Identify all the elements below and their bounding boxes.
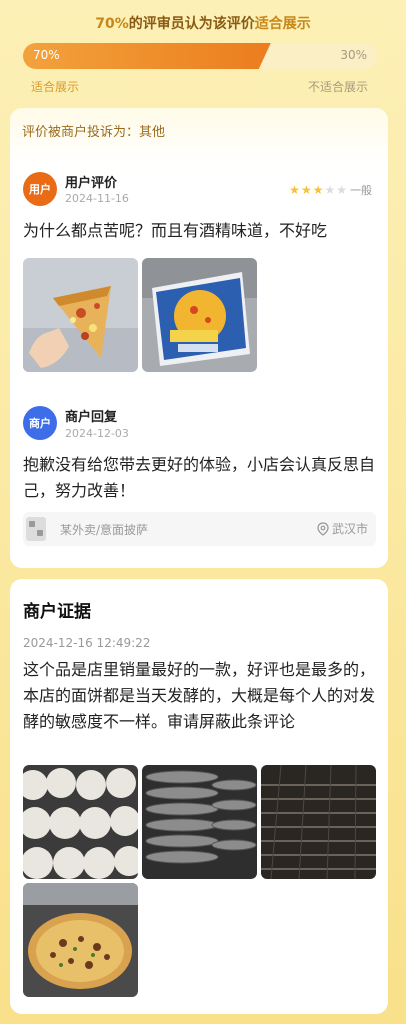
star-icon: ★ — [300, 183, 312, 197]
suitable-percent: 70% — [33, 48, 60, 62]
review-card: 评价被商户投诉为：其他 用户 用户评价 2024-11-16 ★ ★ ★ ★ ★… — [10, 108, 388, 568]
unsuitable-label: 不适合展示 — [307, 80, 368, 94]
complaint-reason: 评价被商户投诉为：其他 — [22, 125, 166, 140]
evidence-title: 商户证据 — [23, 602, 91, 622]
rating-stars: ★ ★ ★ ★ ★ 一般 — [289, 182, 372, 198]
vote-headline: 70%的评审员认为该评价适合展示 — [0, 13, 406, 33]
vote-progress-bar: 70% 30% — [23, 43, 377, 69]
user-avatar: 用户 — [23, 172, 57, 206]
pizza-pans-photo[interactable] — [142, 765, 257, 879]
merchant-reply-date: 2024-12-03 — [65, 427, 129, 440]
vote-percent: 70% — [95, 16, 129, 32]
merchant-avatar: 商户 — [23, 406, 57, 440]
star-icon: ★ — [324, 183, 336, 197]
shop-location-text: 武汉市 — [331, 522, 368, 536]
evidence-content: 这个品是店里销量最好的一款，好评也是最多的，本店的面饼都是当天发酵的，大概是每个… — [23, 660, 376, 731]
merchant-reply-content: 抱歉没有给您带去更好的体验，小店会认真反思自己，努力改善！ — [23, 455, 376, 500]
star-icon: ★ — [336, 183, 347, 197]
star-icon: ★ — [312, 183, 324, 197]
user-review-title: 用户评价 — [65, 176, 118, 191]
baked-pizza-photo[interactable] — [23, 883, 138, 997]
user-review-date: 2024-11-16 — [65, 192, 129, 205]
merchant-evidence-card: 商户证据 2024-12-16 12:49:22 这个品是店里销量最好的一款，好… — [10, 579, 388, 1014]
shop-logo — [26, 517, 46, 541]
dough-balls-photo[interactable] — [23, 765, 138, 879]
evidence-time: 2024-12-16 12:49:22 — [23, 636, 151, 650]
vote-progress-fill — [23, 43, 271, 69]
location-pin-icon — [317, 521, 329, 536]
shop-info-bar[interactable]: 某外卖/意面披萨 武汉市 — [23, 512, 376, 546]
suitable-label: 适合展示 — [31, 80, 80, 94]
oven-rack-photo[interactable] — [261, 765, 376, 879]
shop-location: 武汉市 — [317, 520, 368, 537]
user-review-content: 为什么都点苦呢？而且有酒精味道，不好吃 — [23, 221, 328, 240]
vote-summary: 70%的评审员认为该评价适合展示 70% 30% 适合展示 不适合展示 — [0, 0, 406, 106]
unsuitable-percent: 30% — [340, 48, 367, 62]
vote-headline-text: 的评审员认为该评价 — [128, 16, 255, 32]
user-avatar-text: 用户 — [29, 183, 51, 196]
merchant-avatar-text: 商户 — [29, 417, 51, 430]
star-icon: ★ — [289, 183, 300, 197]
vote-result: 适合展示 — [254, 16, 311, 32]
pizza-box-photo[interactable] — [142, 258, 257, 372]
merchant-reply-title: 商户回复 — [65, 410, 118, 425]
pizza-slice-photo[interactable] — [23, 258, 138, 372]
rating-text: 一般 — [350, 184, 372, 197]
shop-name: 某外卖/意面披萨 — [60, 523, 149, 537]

============

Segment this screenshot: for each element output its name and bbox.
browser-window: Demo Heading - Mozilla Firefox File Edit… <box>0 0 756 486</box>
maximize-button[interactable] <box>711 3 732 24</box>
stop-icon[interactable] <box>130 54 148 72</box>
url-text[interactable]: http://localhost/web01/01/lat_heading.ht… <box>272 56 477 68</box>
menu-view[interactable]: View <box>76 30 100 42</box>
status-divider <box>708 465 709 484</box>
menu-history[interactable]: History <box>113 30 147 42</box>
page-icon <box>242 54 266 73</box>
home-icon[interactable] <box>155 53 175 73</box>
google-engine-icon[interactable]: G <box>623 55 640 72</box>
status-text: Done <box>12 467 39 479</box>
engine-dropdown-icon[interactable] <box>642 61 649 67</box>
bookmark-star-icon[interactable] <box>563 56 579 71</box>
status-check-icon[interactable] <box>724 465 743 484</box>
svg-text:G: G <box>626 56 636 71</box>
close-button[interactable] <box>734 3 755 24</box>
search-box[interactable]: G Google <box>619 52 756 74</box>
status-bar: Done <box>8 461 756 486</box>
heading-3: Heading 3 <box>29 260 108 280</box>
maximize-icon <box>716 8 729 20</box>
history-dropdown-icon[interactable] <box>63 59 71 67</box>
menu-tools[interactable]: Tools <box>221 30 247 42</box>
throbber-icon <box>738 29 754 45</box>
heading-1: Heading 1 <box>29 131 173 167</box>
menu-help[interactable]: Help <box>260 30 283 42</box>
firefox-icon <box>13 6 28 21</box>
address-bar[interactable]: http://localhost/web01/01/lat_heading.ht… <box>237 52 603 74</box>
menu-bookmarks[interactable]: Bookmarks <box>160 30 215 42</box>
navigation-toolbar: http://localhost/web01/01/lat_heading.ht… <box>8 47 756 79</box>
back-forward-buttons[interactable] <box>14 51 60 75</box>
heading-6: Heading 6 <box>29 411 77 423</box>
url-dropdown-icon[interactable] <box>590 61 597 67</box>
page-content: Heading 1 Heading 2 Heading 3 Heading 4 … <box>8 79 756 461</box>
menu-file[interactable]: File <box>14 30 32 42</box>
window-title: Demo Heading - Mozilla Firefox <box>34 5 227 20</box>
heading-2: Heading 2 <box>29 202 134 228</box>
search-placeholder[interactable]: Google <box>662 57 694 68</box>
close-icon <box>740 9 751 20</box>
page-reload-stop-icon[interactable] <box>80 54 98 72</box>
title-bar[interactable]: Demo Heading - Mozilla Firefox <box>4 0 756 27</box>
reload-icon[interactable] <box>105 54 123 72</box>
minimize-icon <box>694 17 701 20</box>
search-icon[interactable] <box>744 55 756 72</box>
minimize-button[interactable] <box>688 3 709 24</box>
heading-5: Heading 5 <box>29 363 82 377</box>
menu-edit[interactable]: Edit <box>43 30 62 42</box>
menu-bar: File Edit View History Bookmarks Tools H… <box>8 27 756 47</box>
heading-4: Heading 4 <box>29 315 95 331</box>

============

What the exercise asks: Rewrite the lines starting at the one containing "Segment this screenshot: for" and ending at the one containing "menu-history[interactable]: History <box>113", with "stop-icon" replaced by "halt-icon". Keep everything else the same.

Solution to the exercise:
Segment this screenshot: for each element output its name and bbox.
browser-window: Demo Heading - Mozilla Firefox File Edit… <box>0 0 756 486</box>
maximize-button[interactable] <box>711 3 732 24</box>
halt-icon[interactable] <box>130 54 148 72</box>
url-text[interactable]: http://localhost/web01/01/lat_heading.ht… <box>272 56 477 68</box>
menu-view[interactable]: View <box>76 30 100 42</box>
status-divider <box>708 465 709 484</box>
menu-history[interactable]: History <box>113 30 147 42</box>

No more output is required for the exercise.